▶ Saved data entries:
----

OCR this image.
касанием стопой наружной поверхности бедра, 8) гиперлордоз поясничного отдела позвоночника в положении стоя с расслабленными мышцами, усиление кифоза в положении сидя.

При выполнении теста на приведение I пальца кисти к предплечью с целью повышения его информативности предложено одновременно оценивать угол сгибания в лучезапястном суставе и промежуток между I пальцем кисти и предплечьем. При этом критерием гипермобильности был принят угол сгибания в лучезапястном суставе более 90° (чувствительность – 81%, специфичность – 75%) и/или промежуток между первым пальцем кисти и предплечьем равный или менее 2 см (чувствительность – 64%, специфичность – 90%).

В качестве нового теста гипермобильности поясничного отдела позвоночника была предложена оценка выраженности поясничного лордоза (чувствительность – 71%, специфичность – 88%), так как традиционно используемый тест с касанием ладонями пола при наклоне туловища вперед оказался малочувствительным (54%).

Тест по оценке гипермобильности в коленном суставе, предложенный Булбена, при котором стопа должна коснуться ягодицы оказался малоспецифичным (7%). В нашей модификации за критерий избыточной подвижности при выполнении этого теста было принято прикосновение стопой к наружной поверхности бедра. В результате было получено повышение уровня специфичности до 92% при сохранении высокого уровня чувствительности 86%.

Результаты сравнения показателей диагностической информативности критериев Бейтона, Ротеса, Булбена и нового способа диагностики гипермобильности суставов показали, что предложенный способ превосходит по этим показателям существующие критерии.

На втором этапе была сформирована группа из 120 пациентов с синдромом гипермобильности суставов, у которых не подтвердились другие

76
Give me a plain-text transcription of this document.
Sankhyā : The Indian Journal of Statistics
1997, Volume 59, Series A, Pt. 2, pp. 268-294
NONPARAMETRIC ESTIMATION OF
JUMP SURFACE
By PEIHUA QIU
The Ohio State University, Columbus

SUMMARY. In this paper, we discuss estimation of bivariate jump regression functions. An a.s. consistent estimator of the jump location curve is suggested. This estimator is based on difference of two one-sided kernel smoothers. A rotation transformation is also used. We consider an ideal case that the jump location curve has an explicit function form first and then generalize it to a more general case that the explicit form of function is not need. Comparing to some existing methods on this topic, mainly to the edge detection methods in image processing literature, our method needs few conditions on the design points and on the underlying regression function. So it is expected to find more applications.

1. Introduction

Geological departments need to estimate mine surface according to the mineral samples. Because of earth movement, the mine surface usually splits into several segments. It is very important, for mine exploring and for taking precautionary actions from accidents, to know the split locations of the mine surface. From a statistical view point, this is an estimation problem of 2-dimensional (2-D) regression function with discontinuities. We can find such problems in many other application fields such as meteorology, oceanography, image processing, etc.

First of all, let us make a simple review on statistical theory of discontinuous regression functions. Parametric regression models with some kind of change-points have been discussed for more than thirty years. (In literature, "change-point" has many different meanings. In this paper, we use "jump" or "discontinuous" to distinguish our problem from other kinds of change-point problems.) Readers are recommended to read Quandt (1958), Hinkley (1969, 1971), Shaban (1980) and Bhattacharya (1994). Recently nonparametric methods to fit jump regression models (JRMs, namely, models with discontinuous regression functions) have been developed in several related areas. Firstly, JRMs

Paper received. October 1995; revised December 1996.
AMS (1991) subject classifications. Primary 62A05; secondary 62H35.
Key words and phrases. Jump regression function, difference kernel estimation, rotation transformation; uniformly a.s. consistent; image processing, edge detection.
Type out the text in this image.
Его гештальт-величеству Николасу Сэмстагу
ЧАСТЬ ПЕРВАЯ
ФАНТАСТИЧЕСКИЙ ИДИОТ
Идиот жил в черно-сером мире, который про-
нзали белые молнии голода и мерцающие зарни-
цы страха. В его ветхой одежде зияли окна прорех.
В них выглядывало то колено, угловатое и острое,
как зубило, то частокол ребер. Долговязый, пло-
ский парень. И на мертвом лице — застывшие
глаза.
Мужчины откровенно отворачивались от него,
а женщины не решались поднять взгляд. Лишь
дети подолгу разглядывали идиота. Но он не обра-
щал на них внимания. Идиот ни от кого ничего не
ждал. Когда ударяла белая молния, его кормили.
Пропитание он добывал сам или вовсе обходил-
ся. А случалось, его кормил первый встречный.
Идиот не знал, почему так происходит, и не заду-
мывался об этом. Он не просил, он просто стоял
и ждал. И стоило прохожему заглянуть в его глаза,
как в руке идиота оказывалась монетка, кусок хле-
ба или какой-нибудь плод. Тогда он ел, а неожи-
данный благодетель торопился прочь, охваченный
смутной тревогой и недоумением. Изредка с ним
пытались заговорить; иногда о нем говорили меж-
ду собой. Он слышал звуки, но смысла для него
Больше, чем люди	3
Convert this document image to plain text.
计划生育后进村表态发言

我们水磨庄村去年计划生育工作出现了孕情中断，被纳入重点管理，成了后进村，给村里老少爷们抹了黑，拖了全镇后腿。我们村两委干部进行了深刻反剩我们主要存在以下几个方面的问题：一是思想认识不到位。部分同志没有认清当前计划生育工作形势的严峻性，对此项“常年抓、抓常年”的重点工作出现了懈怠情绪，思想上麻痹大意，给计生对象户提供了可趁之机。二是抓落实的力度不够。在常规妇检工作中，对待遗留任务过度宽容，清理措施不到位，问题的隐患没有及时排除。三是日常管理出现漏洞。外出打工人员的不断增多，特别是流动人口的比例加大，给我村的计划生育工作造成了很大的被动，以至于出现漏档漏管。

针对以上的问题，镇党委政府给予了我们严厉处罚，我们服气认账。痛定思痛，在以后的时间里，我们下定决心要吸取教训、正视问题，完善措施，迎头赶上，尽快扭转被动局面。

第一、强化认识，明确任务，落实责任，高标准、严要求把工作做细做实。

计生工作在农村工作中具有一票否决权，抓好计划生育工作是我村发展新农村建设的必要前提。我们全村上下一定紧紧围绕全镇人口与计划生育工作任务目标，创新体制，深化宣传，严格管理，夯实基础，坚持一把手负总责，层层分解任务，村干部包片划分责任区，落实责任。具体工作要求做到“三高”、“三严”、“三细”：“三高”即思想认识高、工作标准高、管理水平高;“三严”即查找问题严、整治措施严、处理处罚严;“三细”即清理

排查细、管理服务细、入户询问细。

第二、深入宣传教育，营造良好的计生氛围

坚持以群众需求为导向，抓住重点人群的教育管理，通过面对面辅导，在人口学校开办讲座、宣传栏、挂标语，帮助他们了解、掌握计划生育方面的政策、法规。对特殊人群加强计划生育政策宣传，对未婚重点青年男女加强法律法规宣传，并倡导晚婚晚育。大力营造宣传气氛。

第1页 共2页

----

▶ Brief:
Select all lines in the listing above where the word "ждал" appears, and show them.

▶ Task solution:
ждал. Когда ударяла белая молния, его кормили.
и ждал. И стоило прохожему заглянуть в его глаза,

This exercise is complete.